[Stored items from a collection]
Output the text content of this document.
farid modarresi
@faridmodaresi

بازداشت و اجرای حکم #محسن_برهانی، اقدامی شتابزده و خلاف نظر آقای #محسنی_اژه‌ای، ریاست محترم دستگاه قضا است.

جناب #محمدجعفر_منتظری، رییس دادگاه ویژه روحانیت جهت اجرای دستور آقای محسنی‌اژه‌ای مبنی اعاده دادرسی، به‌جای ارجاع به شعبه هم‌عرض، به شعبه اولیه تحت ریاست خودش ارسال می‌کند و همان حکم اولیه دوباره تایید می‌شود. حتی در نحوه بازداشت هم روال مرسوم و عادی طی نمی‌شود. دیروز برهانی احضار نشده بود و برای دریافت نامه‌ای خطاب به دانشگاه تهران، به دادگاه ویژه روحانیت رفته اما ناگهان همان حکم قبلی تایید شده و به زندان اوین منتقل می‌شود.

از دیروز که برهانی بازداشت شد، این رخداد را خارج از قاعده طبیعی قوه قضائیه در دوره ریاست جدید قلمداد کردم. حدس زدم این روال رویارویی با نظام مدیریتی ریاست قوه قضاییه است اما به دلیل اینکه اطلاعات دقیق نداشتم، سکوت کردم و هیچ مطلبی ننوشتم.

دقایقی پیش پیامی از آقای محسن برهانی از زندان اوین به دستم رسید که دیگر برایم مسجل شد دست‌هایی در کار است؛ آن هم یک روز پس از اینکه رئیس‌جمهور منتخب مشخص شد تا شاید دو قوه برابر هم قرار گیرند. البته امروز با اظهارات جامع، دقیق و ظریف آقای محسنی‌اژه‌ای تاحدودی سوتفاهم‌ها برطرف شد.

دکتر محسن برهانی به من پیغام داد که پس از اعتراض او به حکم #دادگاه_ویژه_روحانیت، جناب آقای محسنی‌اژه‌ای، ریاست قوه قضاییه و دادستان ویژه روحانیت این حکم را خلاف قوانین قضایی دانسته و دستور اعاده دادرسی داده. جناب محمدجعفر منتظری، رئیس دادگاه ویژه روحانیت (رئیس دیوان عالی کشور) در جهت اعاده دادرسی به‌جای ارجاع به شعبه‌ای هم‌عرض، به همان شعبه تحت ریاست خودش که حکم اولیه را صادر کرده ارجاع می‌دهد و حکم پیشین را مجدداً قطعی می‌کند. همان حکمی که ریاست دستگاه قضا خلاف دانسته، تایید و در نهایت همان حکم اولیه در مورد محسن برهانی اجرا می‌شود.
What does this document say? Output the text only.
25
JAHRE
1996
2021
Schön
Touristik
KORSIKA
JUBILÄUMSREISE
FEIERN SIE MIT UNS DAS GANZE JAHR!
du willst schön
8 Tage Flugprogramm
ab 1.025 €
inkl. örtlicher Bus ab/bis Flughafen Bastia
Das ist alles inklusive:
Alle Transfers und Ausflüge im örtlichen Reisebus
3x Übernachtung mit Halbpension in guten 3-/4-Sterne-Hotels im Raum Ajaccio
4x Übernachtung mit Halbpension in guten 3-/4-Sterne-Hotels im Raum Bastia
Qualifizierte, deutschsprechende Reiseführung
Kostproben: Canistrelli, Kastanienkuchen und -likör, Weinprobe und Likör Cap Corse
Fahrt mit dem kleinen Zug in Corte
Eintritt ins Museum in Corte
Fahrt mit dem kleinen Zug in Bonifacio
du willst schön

- [WHAT TO DO]: Locate the word "this" in the entries, and copy every line where it is found.

- [OUTPUT BELOW]:
Output the text content of this document.
What does this document say? Output the text only.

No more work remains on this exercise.